— Brief —
Restate the entries below verbatim.
· · ·
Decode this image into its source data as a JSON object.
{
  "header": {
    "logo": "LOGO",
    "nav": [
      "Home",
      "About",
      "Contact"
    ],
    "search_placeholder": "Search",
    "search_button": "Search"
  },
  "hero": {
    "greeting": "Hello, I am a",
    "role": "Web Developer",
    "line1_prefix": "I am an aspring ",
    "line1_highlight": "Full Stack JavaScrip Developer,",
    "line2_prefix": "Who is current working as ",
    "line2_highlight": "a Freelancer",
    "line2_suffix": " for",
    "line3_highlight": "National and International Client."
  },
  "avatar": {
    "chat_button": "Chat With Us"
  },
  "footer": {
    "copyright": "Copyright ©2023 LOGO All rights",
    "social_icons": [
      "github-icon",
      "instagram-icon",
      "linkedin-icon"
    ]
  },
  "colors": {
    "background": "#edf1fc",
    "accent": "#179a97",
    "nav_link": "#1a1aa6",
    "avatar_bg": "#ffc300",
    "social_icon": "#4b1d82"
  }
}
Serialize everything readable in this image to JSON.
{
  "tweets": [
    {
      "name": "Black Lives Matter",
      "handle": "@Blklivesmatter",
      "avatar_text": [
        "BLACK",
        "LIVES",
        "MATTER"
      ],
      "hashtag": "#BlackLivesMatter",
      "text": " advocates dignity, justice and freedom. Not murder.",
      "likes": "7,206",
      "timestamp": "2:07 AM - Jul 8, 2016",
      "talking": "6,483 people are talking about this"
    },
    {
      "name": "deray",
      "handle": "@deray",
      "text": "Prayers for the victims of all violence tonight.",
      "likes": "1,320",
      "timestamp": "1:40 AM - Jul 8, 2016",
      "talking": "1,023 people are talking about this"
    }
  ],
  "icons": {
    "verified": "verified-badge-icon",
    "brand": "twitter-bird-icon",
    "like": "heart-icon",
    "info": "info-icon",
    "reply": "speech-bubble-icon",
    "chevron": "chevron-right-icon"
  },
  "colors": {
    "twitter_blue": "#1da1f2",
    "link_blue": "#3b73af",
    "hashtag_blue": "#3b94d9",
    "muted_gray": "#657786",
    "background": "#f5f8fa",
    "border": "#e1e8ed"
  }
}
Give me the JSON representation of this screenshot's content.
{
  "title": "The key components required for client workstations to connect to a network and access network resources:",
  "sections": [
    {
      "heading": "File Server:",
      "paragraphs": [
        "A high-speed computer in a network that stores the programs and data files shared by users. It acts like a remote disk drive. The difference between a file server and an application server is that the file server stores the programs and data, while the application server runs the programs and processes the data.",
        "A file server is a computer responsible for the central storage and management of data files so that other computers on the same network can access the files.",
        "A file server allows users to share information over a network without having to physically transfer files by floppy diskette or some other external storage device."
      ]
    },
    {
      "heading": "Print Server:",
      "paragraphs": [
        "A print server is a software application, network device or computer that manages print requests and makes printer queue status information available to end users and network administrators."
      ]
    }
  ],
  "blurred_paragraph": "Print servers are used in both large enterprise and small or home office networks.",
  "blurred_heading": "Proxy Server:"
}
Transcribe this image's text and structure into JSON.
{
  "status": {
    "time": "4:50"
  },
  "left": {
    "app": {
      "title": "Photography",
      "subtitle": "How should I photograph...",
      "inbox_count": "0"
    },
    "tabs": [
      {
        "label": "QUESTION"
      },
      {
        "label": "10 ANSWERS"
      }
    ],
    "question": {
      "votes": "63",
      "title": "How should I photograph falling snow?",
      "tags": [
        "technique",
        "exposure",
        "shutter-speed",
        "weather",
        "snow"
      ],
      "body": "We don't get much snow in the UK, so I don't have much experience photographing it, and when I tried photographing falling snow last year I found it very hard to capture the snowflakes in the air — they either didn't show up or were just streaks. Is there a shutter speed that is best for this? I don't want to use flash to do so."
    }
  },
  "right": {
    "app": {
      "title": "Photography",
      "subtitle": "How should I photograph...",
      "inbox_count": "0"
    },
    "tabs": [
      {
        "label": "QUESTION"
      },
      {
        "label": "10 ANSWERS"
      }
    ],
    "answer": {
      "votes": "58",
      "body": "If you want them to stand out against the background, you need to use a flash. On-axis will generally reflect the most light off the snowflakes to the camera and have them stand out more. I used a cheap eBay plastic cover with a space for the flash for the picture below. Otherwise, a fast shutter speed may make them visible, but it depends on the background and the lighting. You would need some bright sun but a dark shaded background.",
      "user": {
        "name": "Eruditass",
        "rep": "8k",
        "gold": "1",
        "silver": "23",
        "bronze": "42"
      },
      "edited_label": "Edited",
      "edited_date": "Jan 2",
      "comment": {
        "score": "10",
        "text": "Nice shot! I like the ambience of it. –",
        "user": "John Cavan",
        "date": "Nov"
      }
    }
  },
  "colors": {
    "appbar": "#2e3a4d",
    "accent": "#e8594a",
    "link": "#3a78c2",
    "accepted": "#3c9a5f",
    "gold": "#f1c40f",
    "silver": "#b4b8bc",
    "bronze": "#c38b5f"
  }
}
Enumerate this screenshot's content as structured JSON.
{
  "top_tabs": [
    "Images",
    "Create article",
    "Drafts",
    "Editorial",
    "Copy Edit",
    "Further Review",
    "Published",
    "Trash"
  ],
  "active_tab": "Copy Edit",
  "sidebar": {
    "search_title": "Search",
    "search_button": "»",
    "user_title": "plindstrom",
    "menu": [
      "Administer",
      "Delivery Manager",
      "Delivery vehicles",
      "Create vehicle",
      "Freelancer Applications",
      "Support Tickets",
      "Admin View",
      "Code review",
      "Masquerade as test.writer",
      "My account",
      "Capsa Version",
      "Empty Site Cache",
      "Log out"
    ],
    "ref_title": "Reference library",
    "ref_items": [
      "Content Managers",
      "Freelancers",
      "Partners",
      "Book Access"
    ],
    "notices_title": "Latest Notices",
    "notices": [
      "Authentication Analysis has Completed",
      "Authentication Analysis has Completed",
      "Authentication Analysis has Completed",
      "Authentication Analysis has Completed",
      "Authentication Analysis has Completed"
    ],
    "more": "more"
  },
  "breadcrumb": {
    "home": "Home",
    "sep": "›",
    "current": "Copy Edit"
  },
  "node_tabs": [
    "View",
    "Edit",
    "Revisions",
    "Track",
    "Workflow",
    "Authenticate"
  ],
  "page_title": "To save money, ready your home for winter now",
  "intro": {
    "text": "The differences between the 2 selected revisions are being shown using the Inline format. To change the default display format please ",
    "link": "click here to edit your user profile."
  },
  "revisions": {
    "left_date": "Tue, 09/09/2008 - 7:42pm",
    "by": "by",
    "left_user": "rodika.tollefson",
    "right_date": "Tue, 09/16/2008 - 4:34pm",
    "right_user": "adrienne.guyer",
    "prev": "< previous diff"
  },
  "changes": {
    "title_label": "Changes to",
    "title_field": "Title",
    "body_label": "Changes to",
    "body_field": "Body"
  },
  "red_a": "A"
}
· · ·
— The result —
Decode this image into its source data as a JSON object.
{
  "header": {
    "logo": "LOGO",
    "nav": [
      "Home",
      "About",
      "Contact"
    ],
    "search_placeholder": "Search",
    "search_button": "Search"
  },
  "hero": {
    "greeting": "Hello, I am a",
    "role": "Web Developer",
    "line1_prefix": "I am an aspring ",
    "line1_highlight": "Full Stack JavaScrip Developer,",
    "line2_prefix": "Who is current working as ",
    "line2_highlight": "a Freelancer",
    "line2_suffix": " for",
    "line3_highlight": "National and International Client."
  },
  "avatar": {
    "chat_button": "Chat With Us"
  },
  "footer": {
    "copyright": "Copyright ©2023 LOGO All rights",
    "social_icons": [
      "github-icon",
      "instagram-icon",
      "linkedin-icon"
    ]
  },
  "colors": {
    "background": "#edf1fc",
    "accent": "#179a97",
    "nav_link": "#1a1aa6",
    "avatar_bg": "#ffc300",
    "social_icon": "#4b1d82"
  }
}
Serialize everything readable in this image to JSON.
{
  "tweets": [
    {
      "name": "Black Lives Matter",
      "handle": "@Blklivesmatter",
      "avatar_text": [
        "BLACK",
        "LIVES",
        "MATTER"
      ],
      "hashtag": "#BlackLivesMatter",
      "text": " advocates dignity, justice and freedom. Not murder.",
      "likes": "7,206",
      "timestamp": "2:07 AM - Jul 8, 2016",
      "talking": "6,483 people are talking about this"
    },
    {
      "name": "deray",
      "handle": "@deray",
      "text": "Prayers for the victims of all violence tonight.",
      "likes": "1,320",
      "timestamp": "1:40 AM - Jul 8, 2016",
      "talking": "1,023 people are talking about this"
    }
  ],
  "icons": {
    "verified": "verified-badge-icon",
    "brand": "twitter-bird-icon",
    "like": "heart-icon",
    "info": "info-icon",
    "reply": "speech-bubble-icon",
    "chevron": "chevron-right-icon"
  },
  "colors": {
    "twitter_blue": "#1da1f2",
    "link_blue": "#3b73af",
    "hashtag_blue": "#3b94d9",
    "muted_gray": "#657786",
    "background": "#f5f8fa",
    "border": "#e1e8ed"
  }
}
Give me the JSON representation of this screenshot's content.
{
  "title": "The key components required for client workstations to connect to a network and access network resources:",
  "sections": [
    {
      "heading": "File Server:",
      "paragraphs": [
        "A high-speed computer in a network that stores the programs and data files shared by users. It acts like a remote disk drive. The difference between a file server and an application server is that the file server stores the programs and data, while the application server runs the programs and processes the data.",
        "A file server is a computer responsible for the central storage and management of data files so that other computers on the same network can access the files.",
        "A file server allows users to share information over a network without having to physically transfer files by floppy diskette or some other external storage device."
      ]
    },
    {
      "heading": "Print Server:",
      "paragraphs": [
        "A print server is a software application, network device or computer that manages print requests and makes printer queue status information available to end users and network administrators."
      ]
    }
  ],
  "blurred_paragraph": "Print servers are used in both large enterprise and small or home office networks.",
  "blurred_heading": "Proxy Server:"
}
Transcribe this image's text and structure into JSON.
{
  "status": {
    "time": "4:50"
  },
  "left": {
    "app": {
      "title": "Photography",
      "subtitle": "How should I photograph...",
      "inbox_count": "0"
    },
    "tabs": [
      {
        "label": "QUESTION"
      },
      {
        "label": "10 ANSWERS"
      }
    ],
    "question": {
      "votes": "63",
      "title": "How should I photograph falling snow?",
      "tags": [
        "technique",
        "exposure",
        "shutter-speed",
        "weather",
        "snow"
      ],
      "body": "We don't get much snow in the UK, so I don't have much experience photographing it, and when I tried photographing falling snow last year I found it very hard to capture the snowflakes in the air — they either didn't show up or were just streaks. Is there a shutter speed that is best for this? I don't want to use flash to do so."
    }
  },
  "right": {
    "app": {
      "title": "Photography",
      "subtitle": "How should I photograph...",
      "inbox_count": "0"
    },
    "tabs": [
      {
        "label": "QUESTION"
      },
      {
        "label": "10 ANSWERS"
      }
    ],
    "answer": {
      "votes": "58",
      "body": "If you want them to stand out against the background, you need to use a flash. On-axis will generally reflect the most light off the snowflakes to the camera and have them stand out more. I used a cheap eBay plastic cover with a space for the flash for the picture below. Otherwise, a fast shutter speed may make them visible, but it depends on the background and the lighting. You would need some bright sun but a dark shaded background.",
      "user": {
        "name": "Eruditass",
        "rep": "8k",
        "gold": "1",
        "silver": "23",
        "bronze": "42"
      },
      "edited_label": "Edited",
      "edited_date": "Jan 2",
      "comment": {
        "score": "10",
        "text": "Nice shot! I like the ambience of it. –",
        "user": "John Cavan",
        "date": "Nov"
      }
    }
  },
  "colors": {
    "appbar": "#2e3a4d",
    "accent": "#e8594a",
    "link": "#3a78c2",
    "accepted": "#3c9a5f",
    "gold": "#f1c40f",
    "silver": "#b4b8bc",
    "bronze": "#c38b5f"
  }
}
Enumerate this screenshot's content as structured JSON.
{
  "top_tabs": [
    "Images",
    "Create article",
    "Drafts",
    "Editorial",
    "Copy Edit",
    "Further Review",
    "Published",
    "Trash"
  ],
  "active_tab": "Copy Edit",
  "sidebar": {
    "search_title": "Search",
    "search_button": "»",
    "user_title": "plindstrom",
    "menu": [
      "Administer",
      "Delivery Manager",
      "Delivery vehicles",
      "Create vehicle",
      "Freelancer Applications",
      "Support Tickets",
      "Admin View",
      "Code review",
      "Masquerade as test.writer",
      "My account",
      "Capsa Version",
      "Empty Site Cache",
      "Log out"
    ],
    "ref_title": "Reference library",
    "ref_items": [
      "Content Managers",
      "Freelancers",
      "Partners",
      "Book Access"
    ],
    "notices_title": "Latest Notices",
    "notices": [
      "Authentication Analysis has Completed",
      "Authentication Analysis has Completed",
      "Authentication Analysis has Completed",
      "Authentication Analysis has Completed",
      "Authentication Analysis has Completed"
    ],
    "more": "more"
  },
  "breadcrumb": {
    "home": "Home",
    "sep": "›",
    "current": "Copy Edit"
  },
  "node_tabs": [
    "View",
    "Edit",
    "Revisions",
    "Track",
    "Workflow",
    "Authenticate"
  ],
  "page_title": "To save money, ready your home for winter now",
  "intro": {
    "text": "The differences between the 2 selected revisions are being shown using the Inline format. To change the default display format please ",
    "link": "click here to edit your user profile."
  },
  "revisions": {
    "left_date": "Tue, 09/09/2008 - 7:42pm",
    "by": "by",
    "left_user": "rodika.tollefson",
    "right_date": "Tue, 09/16/2008 - 4:34pm",
    "right_user": "adrienne.guyer",
    "prev": "< previous diff"
  },
  "changes": {
    "title_label": "Changes to",
    "title_field": "Title",
    "body_label": "Changes to",
    "body_field": "Body"
  },
  "red_a": "A"
}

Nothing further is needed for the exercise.